Entries taken from a collection
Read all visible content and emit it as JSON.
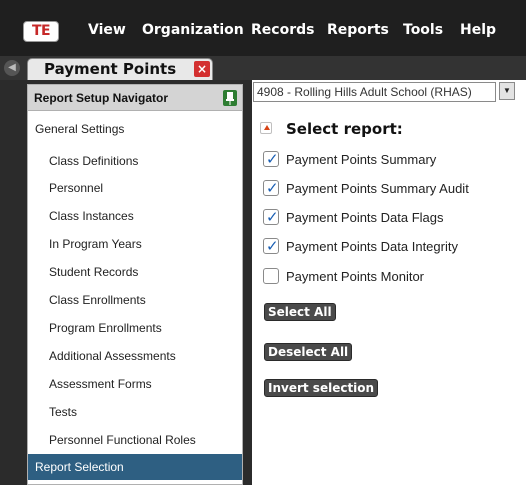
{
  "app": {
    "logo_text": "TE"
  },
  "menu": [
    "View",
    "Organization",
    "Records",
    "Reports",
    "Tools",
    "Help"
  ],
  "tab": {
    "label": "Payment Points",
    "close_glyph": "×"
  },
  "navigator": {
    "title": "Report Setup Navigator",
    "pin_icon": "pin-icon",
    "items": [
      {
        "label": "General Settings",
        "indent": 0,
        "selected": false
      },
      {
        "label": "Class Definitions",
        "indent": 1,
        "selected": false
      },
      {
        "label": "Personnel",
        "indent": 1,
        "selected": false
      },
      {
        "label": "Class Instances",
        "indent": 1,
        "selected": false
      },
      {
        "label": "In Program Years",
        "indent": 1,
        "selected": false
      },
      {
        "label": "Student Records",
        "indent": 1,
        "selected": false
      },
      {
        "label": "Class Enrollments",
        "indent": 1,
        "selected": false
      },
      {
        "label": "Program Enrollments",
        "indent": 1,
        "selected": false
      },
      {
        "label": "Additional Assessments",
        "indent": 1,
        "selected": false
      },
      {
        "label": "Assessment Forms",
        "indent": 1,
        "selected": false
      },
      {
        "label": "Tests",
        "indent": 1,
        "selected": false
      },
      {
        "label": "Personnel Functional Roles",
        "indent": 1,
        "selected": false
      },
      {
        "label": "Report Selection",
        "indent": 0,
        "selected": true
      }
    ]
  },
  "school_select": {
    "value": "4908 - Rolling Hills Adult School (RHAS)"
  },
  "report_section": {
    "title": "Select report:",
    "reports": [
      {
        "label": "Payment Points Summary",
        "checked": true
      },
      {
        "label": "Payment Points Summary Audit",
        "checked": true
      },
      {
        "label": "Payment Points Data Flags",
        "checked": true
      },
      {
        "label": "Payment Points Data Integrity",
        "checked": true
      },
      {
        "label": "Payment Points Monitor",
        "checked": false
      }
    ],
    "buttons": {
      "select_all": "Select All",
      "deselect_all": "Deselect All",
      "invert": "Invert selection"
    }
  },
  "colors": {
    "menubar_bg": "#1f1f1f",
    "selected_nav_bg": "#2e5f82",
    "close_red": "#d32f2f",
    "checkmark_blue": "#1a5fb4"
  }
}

Task details:
Reproduce the material word for word. Any pictures should be left out of the copy.

Exercise solution:
Read all visible content and emit it as JSON.
{
  "app": {
    "logo_text": "TE"
  },
  "menu": [
    "View",
    "Organization",
    "Records",
    "Reports",
    "Tools",
    "Help"
  ],
  "tab": {
    "label": "Payment Points",
    "close_glyph": "×"
  },
  "navigator": {
    "title": "Report Setup Navigator",
    "pin_icon": "pin-icon",
    "items": [
      {
        "label": "General Settings",
        "indent": 0,
        "selected": false
      },
      {
        "label": "Class Definitions",
        "indent": 1,
        "selected": false
      },
      {
        "label": "Personnel",
        "indent": 1,
        "selected": false
      },
      {
        "label": "Class Instances",
        "indent": 1,
        "selected": false
      },
      {
        "label": "In Program Years",
        "indent": 1,
        "selected": false
      },
      {
        "label": "Student Records",
        "indent": 1,
        "selected": false
      },
      {
        "label": "Class Enrollments",
        "indent": 1,
        "selected": false
      },
      {
        "label": "Program Enrollments",
        "indent": 1,
        "selected": false
      },
      {
        "label": "Additional Assessments",
        "indent": 1,
        "selected": false
      },
      {
        "label": "Assessment Forms",
        "indent": 1,
        "selected": false
      },
      {
        "label": "Tests",
        "indent": 1,
        "selected": false
      },
      {
        "label": "Personnel Functional Roles",
        "indent": 1,
        "selected": false
      },
      {
        "label": "Report Selection",
        "indent": 0,
        "selected": true
      }
    ]
  },
  "school_select": {
    "value": "4908 - Rolling Hills Adult School (RHAS)"
  },
  "report_section": {
    "title": "Select report:",
    "reports": [
      {
        "label": "Payment Points Summary",
        "checked": true
      },
      {
        "label": "Payment Points Summary Audit",
        "checked": true
      },
      {
        "label": "Payment Points Data Flags",
        "checked": true
      },
      {
        "label": "Payment Points Data Integrity",
        "checked": true
      },
      {
        "label": "Payment Points Monitor",
        "checked": false
      }
    ],
    "buttons": {
      "select_all": "Select All",
      "deselect_all": "Deselect All",
      "invert": "Invert selection"
    }
  },
  "colors": {
    "menubar_bg": "#1f1f1f",
    "selected_nav_bg": "#2e5f82",
    "close_red": "#d32f2f",
    "checkmark_blue": "#1a5fb4"
  }
}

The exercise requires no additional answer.